Data for this task ::
******************************

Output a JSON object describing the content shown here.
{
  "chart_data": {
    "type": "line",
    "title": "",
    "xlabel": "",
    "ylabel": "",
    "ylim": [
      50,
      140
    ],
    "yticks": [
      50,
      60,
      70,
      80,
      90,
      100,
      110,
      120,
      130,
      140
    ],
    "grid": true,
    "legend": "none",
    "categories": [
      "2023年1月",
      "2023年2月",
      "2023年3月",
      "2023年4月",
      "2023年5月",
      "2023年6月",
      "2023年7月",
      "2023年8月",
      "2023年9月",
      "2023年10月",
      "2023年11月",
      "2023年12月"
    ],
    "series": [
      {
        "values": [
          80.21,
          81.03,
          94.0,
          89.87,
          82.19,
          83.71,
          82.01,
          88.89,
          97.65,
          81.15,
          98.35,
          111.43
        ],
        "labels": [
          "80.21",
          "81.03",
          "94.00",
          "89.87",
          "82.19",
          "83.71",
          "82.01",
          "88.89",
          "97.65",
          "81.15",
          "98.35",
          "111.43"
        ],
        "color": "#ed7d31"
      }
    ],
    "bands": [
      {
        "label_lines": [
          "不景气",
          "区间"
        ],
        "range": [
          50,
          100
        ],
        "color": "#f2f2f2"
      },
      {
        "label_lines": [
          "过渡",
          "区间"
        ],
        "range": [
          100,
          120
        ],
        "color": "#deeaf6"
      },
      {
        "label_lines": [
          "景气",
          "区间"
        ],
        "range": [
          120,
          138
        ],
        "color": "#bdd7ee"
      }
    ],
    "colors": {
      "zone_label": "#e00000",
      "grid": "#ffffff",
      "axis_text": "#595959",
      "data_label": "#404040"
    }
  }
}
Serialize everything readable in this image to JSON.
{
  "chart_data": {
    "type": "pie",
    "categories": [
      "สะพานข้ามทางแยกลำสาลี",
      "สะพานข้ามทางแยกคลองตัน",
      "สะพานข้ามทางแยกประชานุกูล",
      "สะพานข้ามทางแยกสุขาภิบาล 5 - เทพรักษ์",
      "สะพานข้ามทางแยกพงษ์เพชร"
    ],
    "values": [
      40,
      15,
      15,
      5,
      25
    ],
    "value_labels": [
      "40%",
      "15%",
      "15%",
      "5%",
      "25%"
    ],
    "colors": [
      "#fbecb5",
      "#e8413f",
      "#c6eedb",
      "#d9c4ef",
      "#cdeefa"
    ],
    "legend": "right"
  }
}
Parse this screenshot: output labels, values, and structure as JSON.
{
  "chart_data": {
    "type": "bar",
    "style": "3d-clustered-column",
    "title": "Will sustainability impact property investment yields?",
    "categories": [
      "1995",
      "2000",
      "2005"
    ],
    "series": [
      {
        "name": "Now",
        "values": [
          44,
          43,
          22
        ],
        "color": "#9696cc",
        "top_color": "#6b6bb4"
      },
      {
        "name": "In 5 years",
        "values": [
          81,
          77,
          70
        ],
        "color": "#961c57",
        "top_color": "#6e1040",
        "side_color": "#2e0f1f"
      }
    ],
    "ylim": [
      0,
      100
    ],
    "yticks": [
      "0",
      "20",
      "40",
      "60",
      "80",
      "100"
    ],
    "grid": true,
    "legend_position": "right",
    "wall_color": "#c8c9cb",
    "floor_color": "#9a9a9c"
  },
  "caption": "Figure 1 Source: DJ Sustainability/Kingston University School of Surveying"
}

******************************

Given task :: Repeat the entries shown above, every one, word for word.

Output ::
Output a JSON object describing the content shown here.
{
  "chart_data": {
    "type": "line",
    "title": "",
    "xlabel": "",
    "ylabel": "",
    "ylim": [
      50,
      140
    ],
    "yticks": [
      50,
      60,
      70,
      80,
      90,
      100,
      110,
      120,
      130,
      140
    ],
    "grid": true,
    "legend": "none",
    "categories": [
      "2023年1月",
      "2023年2月",
      "2023年3月",
      "2023年4月",
      "2023年5月",
      "2023年6月",
      "2023年7月",
      "2023年8月",
      "2023年9月",
      "2023年10月",
      "2023年11月",
      "2023年12月"
    ],
    "series": [
      {
        "values": [
          80.21,
          81.03,
          94.0,
          89.87,
          82.19,
          83.71,
          82.01,
          88.89,
          97.65,
          81.15,
          98.35,
          111.43
        ],
        "labels": [
          "80.21",
          "81.03",
          "94.00",
          "89.87",
          "82.19",
          "83.71",
          "82.01",
          "88.89",
          "97.65",
          "81.15",
          "98.35",
          "111.43"
        ],
        "color": "#ed7d31"
      }
    ],
    "bands": [
      {
        "label_lines": [
          "不景气",
          "区间"
        ],
        "range": [
          50,
          100
        ],
        "color": "#f2f2f2"
      },
      {
        "label_lines": [
          "过渡",
          "区间"
        ],
        "range": [
          100,
          120
        ],
        "color": "#deeaf6"
      },
      {
        "label_lines": [
          "景气",
          "区间"
        ],
        "range": [
          120,
          138
        ],
        "color": "#bdd7ee"
      }
    ],
    "colors": {
      "zone_label": "#e00000",
      "grid": "#ffffff",
      "axis_text": "#595959",
      "data_label": "#404040"
    }
  }
}
Serialize everything readable in this image to JSON.
{
  "chart_data": {
    "type": "pie",
    "categories": [
      "สะพานข้ามทางแยกลำสาลี",
      "สะพานข้ามทางแยกคลองตัน",
      "สะพานข้ามทางแยกประชานุกูล",
      "สะพานข้ามทางแยกสุขาภิบาล 5 - เทพรักษ์",
      "สะพานข้ามทางแยกพงษ์เพชร"
    ],
    "values": [
      40,
      15,
      15,
      5,
      25
    ],
    "value_labels": [
      "40%",
      "15%",
      "15%",
      "5%",
      "25%"
    ],
    "colors": [
      "#fbecb5",
      "#e8413f",
      "#c6eedb",
      "#d9c4ef",
      "#cdeefa"
    ],
    "legend": "right"
  }
}
Parse this screenshot: output labels, values, and structure as JSON.
{
  "chart_data": {
    "type": "bar",
    "style": "3d-clustered-column",
    "title": "Will sustainability impact property investment yields?",
    "categories": [
      "1995",
      "2000",
      "2005"
    ],
    "series": [
      {
        "name": "Now",
        "values": [
          44,
          43,
          22
        ],
        "color": "#9696cc",
        "top_color": "#6b6bb4"
      },
      {
        "name": "In 5 years",
        "values": [
          81,
          77,
          70
        ],
        "color": "#961c57",
        "top_color": "#6e1040",
        "side_color": "#2e0f1f"
      }
    ],
    "ylim": [
      0,
      100
    ],
    "yticks": [
      "0",
      "20",
      "40",
      "60",
      "80",
      "100"
    ],
    "grid": true,
    "legend_position": "right",
    "wall_color": "#c8c9cb",
    "floor_color": "#9a9a9c"
  },
  "caption": "Figure 1 Source: DJ Sustainability/Kingston University School of Surveying"
}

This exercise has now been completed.